__EXERCISE DETAILS__
All of the data should be output character for character, except the pictures.
[Begin]
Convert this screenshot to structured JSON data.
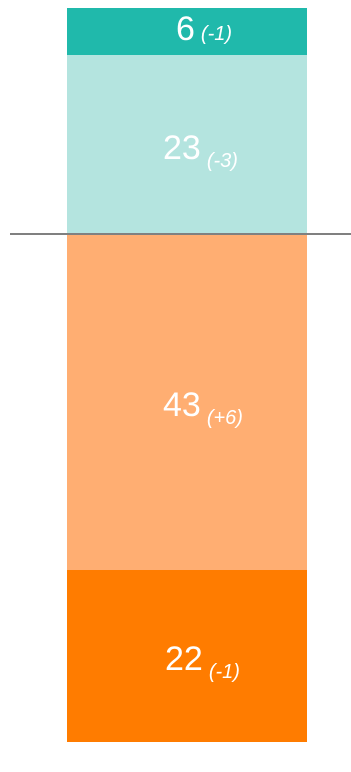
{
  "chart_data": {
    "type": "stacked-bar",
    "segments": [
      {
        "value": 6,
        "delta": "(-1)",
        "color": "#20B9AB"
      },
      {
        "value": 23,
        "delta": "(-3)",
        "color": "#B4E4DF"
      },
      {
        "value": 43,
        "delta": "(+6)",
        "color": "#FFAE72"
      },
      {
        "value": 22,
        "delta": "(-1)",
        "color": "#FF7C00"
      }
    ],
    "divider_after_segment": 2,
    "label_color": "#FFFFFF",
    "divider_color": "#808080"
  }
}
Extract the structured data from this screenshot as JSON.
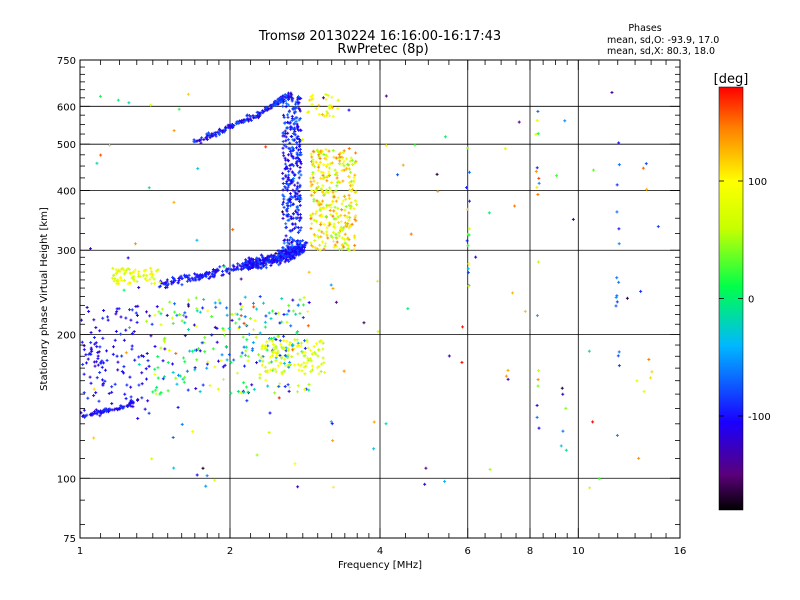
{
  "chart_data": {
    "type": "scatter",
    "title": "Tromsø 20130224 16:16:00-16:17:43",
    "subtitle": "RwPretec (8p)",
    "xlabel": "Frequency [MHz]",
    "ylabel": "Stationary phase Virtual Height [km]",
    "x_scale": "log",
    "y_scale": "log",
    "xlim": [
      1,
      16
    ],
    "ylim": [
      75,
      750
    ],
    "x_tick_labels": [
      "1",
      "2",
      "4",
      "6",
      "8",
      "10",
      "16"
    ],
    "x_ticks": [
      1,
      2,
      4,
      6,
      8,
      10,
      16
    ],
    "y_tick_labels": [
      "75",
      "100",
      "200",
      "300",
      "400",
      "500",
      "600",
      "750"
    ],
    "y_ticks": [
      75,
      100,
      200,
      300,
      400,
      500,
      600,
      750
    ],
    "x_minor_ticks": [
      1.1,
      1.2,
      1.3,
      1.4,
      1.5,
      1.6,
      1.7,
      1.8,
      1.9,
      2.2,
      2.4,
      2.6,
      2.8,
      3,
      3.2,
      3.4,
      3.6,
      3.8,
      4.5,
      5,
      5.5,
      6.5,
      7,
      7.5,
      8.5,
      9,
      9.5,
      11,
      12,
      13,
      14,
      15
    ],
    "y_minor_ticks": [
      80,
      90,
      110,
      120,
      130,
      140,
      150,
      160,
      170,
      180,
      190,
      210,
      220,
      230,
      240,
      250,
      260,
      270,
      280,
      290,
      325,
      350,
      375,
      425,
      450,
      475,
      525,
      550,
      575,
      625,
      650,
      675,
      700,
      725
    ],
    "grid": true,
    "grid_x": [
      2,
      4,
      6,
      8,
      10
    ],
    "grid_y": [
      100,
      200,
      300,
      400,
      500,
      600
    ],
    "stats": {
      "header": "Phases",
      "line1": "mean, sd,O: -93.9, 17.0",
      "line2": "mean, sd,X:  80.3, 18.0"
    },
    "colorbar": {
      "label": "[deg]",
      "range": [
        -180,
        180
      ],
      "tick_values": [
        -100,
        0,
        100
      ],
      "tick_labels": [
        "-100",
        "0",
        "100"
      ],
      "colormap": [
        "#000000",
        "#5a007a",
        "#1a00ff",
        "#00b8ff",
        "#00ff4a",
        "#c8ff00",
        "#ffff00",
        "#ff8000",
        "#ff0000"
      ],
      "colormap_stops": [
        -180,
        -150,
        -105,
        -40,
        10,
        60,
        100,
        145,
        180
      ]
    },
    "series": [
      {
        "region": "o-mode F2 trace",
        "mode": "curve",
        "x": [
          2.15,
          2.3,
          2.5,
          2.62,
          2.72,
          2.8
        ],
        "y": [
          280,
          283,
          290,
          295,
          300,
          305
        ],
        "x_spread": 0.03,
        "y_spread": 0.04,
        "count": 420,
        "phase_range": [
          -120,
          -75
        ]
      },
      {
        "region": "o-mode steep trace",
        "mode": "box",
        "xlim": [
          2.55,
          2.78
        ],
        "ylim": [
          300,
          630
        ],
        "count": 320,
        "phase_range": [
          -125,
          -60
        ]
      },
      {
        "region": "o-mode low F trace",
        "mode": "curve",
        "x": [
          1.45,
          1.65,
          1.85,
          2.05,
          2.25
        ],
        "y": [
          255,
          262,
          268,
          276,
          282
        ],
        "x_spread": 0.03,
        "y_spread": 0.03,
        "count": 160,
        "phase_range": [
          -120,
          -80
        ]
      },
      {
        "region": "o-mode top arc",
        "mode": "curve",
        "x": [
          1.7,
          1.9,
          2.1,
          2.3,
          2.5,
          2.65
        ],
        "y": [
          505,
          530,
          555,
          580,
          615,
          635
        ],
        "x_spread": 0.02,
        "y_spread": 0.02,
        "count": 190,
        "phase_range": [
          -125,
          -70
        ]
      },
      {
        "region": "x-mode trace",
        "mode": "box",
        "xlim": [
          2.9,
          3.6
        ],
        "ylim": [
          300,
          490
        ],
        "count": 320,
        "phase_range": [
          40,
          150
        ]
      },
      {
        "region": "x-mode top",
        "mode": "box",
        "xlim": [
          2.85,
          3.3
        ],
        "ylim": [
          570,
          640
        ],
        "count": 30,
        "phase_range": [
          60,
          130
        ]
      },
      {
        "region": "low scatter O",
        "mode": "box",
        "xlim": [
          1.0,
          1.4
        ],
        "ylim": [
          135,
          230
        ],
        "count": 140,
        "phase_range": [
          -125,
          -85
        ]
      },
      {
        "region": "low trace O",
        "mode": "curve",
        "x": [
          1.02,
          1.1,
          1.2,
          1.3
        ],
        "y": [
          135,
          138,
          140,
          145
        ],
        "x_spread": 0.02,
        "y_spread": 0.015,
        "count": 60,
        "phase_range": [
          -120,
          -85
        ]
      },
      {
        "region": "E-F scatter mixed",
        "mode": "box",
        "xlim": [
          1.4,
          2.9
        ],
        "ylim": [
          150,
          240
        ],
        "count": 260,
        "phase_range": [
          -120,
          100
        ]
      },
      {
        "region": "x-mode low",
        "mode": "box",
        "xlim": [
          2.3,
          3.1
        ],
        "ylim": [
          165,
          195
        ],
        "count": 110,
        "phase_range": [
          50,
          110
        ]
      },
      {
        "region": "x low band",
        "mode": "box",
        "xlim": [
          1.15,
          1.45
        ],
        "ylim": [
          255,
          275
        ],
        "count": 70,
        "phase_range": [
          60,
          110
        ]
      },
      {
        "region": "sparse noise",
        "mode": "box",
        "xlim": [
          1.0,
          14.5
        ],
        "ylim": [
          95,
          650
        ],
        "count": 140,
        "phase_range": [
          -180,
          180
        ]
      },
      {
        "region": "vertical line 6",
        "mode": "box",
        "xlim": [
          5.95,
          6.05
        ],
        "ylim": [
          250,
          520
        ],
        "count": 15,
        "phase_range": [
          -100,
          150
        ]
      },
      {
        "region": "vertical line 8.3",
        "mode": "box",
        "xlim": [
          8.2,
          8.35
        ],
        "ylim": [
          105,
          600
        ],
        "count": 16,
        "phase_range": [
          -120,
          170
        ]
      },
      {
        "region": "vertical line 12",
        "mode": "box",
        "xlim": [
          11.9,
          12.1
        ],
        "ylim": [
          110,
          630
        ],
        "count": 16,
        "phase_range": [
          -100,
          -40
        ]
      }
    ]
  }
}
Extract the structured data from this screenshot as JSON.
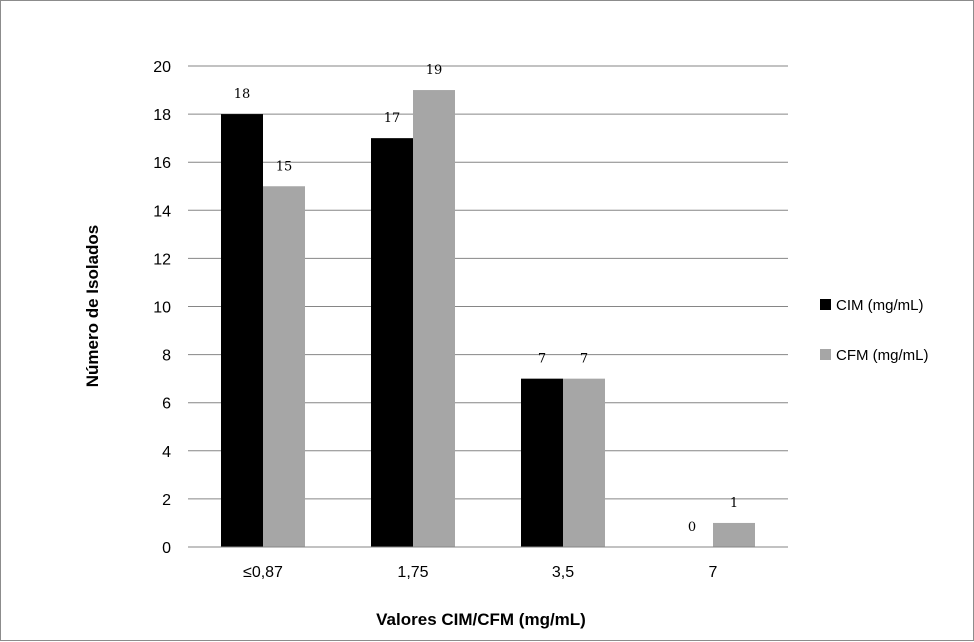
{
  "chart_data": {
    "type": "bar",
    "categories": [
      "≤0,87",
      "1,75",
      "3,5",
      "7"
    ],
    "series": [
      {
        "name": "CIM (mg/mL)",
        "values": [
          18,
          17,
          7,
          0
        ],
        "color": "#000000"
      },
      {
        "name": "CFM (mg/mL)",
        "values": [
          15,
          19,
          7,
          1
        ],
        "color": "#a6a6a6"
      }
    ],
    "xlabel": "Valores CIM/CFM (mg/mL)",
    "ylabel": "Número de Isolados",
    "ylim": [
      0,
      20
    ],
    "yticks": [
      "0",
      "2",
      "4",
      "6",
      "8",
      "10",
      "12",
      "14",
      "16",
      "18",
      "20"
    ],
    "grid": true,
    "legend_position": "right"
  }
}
[End]
__RESPONSE TO THIS EXERCISE__
Convert this screenshot to structured JSON data.
{
  "chart_data": {
    "type": "stacked-bar",
    "segments": [
      {
        "value": 6,
        "delta": "(-1)",
        "color": "#20B9AB"
      },
      {
        "value": 23,
        "delta": "(-3)",
        "color": "#B4E4DF"
      },
      {
        "value": 43,
        "delta": "(+6)",
        "color": "#FFAE72"
      },
      {
        "value": 22,
        "delta": "(-1)",
        "color": "#FF7C00"
      }
    ],
    "divider_after_segment": 2,
    "label_color": "#FFFFFF",
    "divider_color": "#808080"
  }
}
Extract the structured data from this screenshot as JSON.
{
  "chart_data": {
    "type": "scatter",
    "title": "Tromsø 20130224 16:16:00-16:17:43",
    "subtitle": "RwPretec (8p)",
    "xlabel": "Frequency [MHz]",
    "ylabel": "Stationary phase Virtual Height [km]",
    "x_scale": "log",
    "y_scale": "log",
    "xlim": [
      1,
      16
    ],
    "ylim": [
      75,
      750
    ],
    "x_tick_labels": [
      "1",
      "2",
      "4",
      "6",
      "8",
      "10",
      "16"
    ],
    "x_ticks": [
      1,
      2,
      4,
      6,
      8,
      10,
      16
    ],
    "y_tick_labels": [
      "75",
      "100",
      "200",
      "300",
      "400",
      "500",
      "600",
      "750"
    ],
    "y_ticks": [
      75,
      100,
      200,
      300,
      400,
      500,
      600,
      750
    ],
    "x_minor_ticks": [
      1.1,
      1.2,
      1.3,
      1.4,
      1.5,
      1.6,
      1.7,
      1.8,
      1.9,
      2.2,
      2.4,
      2.6,
      2.8,
      3,
      3.2,
      3.4,
      3.6,
      3.8,
      4.5,
      5,
      5.5,
      6.5,
      7,
      7.5,
      8.5,
      9,
      9.5,
      11,
      12,
      13,
      14,
      15
    ],
    "y_minor_ticks": [
      80,
      90,
      110,
      120,
      130,
      140,
      150,
      160,
      170,
      180,
      190,
      210,
      220,
      230,
      240,
      250,
      260,
      270,
      280,
      290,
      325,
      350,
      375,
      425,
      450,
      475,
      525,
      550,
      575,
      625,
      650,
      675,
      700,
      725
    ],
    "grid": true,
    "grid_x": [
      2,
      4,
      6,
      8,
      10
    ],
    "grid_y": [
      100,
      200,
      300,
      400,
      500,
      600
    ],
    "stats": {
      "header": "Phases",
      "line1": "mean, sd,O: -93.9, 17.0",
      "line2": "mean, sd,X:  80.3, 18.0"
    },
    "colorbar": {
      "label": "[deg]",
      "range": [
        -180,
        180
      ],
      "tick_values": [
        -100,
        0,
        100
      ],
      "tick_labels": [
        "-100",
        "0",
        "100"
      ],
      "colormap": [
        "#000000",
        "#5a007a",
        "#1a00ff",
        "#00b8ff",
        "#00ff4a",
        "#c8ff00",
        "#ffff00",
        "#ff8000",
        "#ff0000"
      ],
      "colormap_stops": [
        -180,
        -150,
        -105,
        -40,
        10,
        60,
        100,
        145,
        180
      ]
    },
    "series": [
      {
        "region": "o-mode F2 trace",
        "mode": "curve",
        "x": [
          2.15,
          2.3,
          2.5,
          2.62,
          2.72,
          2.8
        ],
        "y": [
          280,
          283,
          290,
          295,
          300,
          305
        ],
        "x_spread": 0.03,
        "y_spread": 0.04,
        "count": 420,
        "phase_range": [
          -120,
          -75
        ]
      },
      {
        "region": "o-mode steep trace",
        "mode": "box",
        "xlim": [
          2.55,
          2.78
        ],
        "ylim": [
          300,
          630
        ],
        "count": 320,
        "phase_range": [
          -125,
          -60
        ]
      },
      {
        "region": "o-mode low F trace",
        "mode": "curve",
        "x": [
          1.45,
          1.65,
          1.85,
          2.05,
          2.25
        ],
        "y": [
          255,
          262,
          268,
          276,
          282
        ],
        "x_spread": 0.03,
        "y_spread": 0.03,
        "count": 160,
        "phase_range": [
          -120,
          -80
        ]
      },
      {
        "region": "o-mode top arc",
        "mode": "curve",
        "x": [
          1.7,
          1.9,
          2.1,
          2.3,
          2.5,
          2.65
        ],
        "y": [
          505,
          530,
          555,
          580,
          615,
          635
        ],
        "x_spread": 0.02,
        "y_spread": 0.02,
        "count": 190,
        "phase_range": [
          -125,
          -70
        ]
      },
      {
        "region": "x-mode trace",
        "mode": "box",
        "xlim": [
          2.9,
          3.6
        ],
        "ylim": [
          300,
          490
        ],
        "count": 320,
        "phase_range": [
          40,
          150
        ]
      },
      {
        "region": "x-mode top",
        "mode": "box",
        "xlim": [
          2.85,
          3.3
        ],
        "ylim": [
          570,
          640
        ],
        "count": 30,
        "phase_range": [
          60,
          130
        ]
      },
      {
        "region": "low scatter O",
        "mode": "box",
        "xlim": [
          1.0,
          1.4
        ],
        "ylim": [
          135,
          230
        ],
        "count": 140,
        "phase_range": [
          -125,
          -85
        ]
      },
      {
        "region": "low trace O",
        "mode": "curve",
        "x": [
          1.02,
          1.1,
          1.2,
          1.3
        ],
        "y": [
          135,
          138,
          140,
          145
        ],
        "x_spread": 0.02,
        "y_spread": 0.015,
        "count": 60,
        "phase_range": [
          -120,
          -85
        ]
      },
      {
        "region": "E-F scatter mixed",
        "mode": "box",
        "xlim": [
          1.4,
          2.9
        ],
        "ylim": [
          150,
          240
        ],
        "count": 260,
        "phase_range": [
          -120,
          100
        ]
      },
      {
        "region": "x-mode low",
        "mode": "box",
        "xlim": [
          2.3,
          3.1
        ],
        "ylim": [
          165,
          195
        ],
        "count": 110,
        "phase_range": [
          50,
          110
        ]
      },
      {
        "region": "x low band",
        "mode": "box",
        "xlim": [
          1.15,
          1.45
        ],
        "ylim": [
          255,
          275
        ],
        "count": 70,
        "phase_range": [
          60,
          110
        ]
      },
      {
        "region": "sparse noise",
        "mode": "box",
        "xlim": [
          1.0,
          14.5
        ],
        "ylim": [
          95,
          650
        ],
        "count": 140,
        "phase_range": [
          -180,
          180
        ]
      },
      {
        "region": "vertical line 6",
        "mode": "box",
        "xlim": [
          5.95,
          6.05
        ],
        "ylim": [
          250,
          520
        ],
        "count": 15,
        "phase_range": [
          -100,
          150
        ]
      },
      {
        "region": "vertical line 8.3",
        "mode": "box",
        "xlim": [
          8.2,
          8.35
        ],
        "ylim": [
          105,
          600
        ],
        "count": 16,
        "phase_range": [
          -120,
          170
        ]
      },
      {
        "region": "vertical line 12",
        "mode": "box",
        "xlim": [
          11.9,
          12.1
        ],
        "ylim": [
          110,
          630
        ],
        "count": 16,
        "phase_range": [
          -100,
          -40
        ]
      }
    ]
  }
}
Extract the structured data from this screenshot as JSON.
{
  "chart_data": {
    "type": "bar",
    "categories": [
      "≤0,87",
      "1,75",
      "3,5",
      "7"
    ],
    "series": [
      {
        "name": "CIM (mg/mL)",
        "values": [
          18,
          17,
          7,
          0
        ],
        "color": "#000000"
      },
      {
        "name": "CFM (mg/mL)",
        "values": [
          15,
          19,
          7,
          1
        ],
        "color": "#a6a6a6"
      }
    ],
    "xlabel": "Valores CIM/CFM (mg/mL)",
    "ylabel": "Número de Isolados",
    "ylim": [
      0,
      20
    ],
    "yticks": [
      "0",
      "2",
      "4",
      "6",
      "8",
      "10",
      "12",
      "14",
      "16",
      "18",
      "20"
    ],
    "grid": true,
    "legend_position": "right"
  }
}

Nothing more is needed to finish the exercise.